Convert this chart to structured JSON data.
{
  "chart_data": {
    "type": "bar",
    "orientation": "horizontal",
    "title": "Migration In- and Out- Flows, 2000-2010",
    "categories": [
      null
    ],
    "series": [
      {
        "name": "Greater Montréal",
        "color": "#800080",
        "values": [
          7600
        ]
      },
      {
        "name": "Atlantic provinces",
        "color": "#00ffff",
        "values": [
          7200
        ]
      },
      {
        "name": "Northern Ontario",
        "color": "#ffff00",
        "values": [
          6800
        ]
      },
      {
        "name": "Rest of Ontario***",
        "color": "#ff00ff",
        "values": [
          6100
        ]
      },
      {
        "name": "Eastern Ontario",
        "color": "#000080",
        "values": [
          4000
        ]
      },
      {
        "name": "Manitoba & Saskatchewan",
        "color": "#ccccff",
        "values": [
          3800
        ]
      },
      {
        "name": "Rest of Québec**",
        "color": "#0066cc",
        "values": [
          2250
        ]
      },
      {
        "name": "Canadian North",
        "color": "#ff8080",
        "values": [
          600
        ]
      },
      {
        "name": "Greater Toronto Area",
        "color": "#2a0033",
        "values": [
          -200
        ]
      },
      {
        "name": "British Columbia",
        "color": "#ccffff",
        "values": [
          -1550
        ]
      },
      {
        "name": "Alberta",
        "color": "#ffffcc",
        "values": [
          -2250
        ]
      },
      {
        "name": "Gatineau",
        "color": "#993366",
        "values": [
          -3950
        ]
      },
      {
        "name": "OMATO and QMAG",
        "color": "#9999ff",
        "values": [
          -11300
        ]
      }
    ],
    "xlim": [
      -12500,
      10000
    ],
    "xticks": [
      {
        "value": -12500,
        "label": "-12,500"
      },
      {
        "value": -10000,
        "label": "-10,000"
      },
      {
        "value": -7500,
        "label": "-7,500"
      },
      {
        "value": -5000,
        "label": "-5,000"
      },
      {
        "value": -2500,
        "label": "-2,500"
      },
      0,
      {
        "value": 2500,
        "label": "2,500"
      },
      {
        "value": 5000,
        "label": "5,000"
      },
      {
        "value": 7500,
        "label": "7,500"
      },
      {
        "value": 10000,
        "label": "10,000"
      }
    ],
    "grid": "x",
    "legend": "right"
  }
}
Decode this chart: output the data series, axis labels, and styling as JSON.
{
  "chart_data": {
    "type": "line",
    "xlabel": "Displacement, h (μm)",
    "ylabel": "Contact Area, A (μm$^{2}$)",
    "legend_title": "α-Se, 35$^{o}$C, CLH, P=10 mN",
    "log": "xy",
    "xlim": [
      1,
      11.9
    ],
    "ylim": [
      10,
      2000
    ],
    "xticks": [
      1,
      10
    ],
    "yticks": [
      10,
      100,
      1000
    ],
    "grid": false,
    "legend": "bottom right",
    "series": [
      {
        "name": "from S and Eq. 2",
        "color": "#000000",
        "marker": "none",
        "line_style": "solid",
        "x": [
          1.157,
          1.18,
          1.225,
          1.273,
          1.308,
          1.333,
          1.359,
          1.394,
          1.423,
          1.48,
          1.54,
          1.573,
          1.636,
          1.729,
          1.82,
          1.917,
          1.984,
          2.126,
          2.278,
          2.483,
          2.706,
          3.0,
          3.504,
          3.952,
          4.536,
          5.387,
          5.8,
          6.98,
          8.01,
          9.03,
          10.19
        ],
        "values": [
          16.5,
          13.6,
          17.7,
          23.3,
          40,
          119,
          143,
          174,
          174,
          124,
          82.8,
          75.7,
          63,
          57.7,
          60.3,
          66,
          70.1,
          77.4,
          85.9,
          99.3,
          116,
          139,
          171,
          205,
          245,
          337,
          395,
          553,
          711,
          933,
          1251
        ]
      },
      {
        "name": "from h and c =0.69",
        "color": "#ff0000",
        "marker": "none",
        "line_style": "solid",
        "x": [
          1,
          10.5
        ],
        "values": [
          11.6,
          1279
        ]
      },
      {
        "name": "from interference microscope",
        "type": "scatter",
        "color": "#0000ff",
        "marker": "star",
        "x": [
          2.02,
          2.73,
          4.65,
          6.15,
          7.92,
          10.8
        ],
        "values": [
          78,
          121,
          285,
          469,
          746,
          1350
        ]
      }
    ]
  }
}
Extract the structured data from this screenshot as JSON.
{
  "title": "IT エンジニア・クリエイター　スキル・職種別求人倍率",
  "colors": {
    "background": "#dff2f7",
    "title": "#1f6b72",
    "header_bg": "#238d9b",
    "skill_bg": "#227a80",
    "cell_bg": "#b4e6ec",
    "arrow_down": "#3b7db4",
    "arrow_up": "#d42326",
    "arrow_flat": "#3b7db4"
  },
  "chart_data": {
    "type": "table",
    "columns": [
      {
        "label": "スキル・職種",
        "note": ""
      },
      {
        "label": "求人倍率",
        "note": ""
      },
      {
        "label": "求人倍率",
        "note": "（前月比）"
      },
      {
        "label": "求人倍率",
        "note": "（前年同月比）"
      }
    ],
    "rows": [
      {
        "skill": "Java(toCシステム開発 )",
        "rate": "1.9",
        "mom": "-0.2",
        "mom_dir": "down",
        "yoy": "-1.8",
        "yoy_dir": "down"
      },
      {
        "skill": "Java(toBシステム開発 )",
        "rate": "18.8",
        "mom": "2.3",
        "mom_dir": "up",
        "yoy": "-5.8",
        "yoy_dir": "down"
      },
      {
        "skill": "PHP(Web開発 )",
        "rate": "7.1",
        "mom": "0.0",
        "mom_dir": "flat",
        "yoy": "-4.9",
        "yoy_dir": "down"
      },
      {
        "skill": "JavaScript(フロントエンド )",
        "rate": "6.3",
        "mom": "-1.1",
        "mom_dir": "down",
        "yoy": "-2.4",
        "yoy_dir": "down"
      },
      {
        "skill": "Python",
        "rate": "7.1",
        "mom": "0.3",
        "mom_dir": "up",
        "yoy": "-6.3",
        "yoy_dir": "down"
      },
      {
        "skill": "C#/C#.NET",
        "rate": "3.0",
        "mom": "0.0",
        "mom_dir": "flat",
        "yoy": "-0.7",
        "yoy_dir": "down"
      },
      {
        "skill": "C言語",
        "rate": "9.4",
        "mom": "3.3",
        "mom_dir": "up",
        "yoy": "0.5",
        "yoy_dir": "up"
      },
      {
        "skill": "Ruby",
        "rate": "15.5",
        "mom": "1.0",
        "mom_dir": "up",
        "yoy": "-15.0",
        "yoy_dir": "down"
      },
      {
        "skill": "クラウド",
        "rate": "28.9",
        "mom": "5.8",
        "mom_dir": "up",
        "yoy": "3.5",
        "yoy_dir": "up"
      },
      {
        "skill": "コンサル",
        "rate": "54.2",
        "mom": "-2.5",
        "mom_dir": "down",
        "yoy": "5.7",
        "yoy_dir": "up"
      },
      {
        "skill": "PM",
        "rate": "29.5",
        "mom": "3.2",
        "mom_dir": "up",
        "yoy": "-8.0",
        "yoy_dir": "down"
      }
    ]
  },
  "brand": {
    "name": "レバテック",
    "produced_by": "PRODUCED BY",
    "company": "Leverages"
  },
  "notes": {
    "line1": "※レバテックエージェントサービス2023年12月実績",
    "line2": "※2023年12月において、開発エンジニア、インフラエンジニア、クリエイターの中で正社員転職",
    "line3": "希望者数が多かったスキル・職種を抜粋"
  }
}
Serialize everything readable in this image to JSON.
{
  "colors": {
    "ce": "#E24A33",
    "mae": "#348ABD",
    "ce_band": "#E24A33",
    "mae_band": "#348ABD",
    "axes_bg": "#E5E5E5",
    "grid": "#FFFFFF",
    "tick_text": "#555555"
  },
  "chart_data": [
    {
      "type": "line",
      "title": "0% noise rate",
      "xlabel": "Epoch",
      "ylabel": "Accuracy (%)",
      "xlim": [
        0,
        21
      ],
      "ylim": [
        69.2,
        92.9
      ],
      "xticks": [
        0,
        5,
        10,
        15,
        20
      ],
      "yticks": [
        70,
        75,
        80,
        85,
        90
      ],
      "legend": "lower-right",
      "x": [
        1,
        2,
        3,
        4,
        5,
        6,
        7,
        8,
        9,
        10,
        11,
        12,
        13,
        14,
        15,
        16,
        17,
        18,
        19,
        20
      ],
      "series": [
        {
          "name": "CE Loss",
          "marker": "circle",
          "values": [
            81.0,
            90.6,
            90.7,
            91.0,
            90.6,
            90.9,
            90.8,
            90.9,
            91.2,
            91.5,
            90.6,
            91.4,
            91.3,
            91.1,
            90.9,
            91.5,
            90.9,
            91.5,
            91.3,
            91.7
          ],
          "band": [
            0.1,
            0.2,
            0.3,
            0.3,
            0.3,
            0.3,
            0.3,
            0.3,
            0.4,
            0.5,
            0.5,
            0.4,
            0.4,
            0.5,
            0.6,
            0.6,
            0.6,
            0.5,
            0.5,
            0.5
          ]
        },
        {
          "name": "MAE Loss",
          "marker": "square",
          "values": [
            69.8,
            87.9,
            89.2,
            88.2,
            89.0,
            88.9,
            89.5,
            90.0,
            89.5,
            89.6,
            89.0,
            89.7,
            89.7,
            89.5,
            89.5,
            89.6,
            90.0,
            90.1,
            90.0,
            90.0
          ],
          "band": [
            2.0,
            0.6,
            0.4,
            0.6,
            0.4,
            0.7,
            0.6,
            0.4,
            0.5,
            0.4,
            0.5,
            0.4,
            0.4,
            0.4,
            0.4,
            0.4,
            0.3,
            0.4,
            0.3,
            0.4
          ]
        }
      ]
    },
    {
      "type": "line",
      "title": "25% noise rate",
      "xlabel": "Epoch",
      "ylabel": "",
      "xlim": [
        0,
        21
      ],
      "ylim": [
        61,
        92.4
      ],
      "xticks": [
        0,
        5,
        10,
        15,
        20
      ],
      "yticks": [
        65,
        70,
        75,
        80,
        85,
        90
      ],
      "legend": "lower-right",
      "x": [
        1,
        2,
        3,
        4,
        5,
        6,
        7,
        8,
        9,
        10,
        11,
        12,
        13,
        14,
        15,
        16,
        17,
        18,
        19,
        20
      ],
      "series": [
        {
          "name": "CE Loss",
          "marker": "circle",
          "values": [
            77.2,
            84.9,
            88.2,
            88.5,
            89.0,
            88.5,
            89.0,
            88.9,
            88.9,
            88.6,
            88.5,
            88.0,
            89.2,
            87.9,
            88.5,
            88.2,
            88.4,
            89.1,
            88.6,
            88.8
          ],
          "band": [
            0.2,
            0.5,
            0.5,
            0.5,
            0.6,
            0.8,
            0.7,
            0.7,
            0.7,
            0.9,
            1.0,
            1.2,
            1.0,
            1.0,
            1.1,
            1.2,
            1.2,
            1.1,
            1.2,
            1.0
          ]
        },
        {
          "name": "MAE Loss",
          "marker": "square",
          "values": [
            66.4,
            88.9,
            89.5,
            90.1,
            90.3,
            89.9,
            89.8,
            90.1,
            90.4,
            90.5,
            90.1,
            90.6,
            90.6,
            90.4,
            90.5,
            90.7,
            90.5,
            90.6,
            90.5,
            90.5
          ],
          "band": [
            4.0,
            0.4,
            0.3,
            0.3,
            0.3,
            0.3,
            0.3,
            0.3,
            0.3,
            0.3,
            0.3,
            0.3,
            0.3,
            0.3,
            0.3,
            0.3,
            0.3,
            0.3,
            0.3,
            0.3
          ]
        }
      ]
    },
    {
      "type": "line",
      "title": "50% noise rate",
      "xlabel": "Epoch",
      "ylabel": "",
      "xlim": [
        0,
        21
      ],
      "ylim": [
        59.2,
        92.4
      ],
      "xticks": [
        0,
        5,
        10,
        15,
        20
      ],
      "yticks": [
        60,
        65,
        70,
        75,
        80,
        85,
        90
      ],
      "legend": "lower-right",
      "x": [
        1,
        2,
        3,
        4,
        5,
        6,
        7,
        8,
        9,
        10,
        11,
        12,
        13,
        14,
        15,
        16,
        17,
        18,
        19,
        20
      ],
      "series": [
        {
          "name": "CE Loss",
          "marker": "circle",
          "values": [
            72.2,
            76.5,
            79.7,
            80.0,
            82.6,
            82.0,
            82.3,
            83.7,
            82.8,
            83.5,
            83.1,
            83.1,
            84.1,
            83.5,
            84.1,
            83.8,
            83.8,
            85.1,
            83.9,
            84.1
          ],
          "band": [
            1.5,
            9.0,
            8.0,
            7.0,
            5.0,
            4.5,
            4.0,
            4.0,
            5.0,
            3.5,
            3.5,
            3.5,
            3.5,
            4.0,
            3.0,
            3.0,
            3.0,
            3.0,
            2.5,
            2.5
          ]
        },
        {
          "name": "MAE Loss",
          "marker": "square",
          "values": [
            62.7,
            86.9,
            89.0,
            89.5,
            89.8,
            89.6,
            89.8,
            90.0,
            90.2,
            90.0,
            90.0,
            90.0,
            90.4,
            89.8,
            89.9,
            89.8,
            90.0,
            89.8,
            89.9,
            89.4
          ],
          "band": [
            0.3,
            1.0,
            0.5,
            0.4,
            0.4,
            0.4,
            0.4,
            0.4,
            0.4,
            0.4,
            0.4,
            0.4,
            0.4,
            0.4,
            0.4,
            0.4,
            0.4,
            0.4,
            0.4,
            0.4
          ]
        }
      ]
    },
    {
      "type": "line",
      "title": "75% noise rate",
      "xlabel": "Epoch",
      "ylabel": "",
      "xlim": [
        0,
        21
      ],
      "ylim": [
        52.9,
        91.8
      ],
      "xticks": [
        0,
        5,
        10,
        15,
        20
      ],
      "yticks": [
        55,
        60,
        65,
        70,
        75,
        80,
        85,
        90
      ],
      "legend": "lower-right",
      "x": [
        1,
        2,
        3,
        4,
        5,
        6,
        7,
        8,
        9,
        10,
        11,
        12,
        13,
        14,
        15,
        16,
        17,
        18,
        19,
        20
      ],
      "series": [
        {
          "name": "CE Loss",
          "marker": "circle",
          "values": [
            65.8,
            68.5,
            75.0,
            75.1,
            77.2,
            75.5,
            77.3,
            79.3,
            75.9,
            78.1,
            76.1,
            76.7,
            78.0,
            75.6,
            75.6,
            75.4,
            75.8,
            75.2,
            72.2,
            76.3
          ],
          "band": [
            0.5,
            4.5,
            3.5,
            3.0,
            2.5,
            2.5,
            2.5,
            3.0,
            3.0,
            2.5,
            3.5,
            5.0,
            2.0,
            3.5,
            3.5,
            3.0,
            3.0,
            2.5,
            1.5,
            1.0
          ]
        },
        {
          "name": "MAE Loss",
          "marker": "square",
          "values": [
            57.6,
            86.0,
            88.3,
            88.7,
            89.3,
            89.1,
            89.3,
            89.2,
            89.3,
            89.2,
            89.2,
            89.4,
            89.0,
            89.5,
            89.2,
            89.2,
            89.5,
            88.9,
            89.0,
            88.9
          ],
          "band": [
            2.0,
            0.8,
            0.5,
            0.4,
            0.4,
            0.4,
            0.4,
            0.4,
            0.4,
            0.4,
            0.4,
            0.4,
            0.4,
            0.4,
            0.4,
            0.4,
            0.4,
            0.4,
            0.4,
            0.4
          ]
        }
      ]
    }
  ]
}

[WORK TO COMPLETE] Search the entries for the word "Area", then list each line that holds it.

[WRITTEN ANSWER]
        "name": "Greater Toronto Area",
    "ylabel": "Contact Area, A (μm$^{2}$)",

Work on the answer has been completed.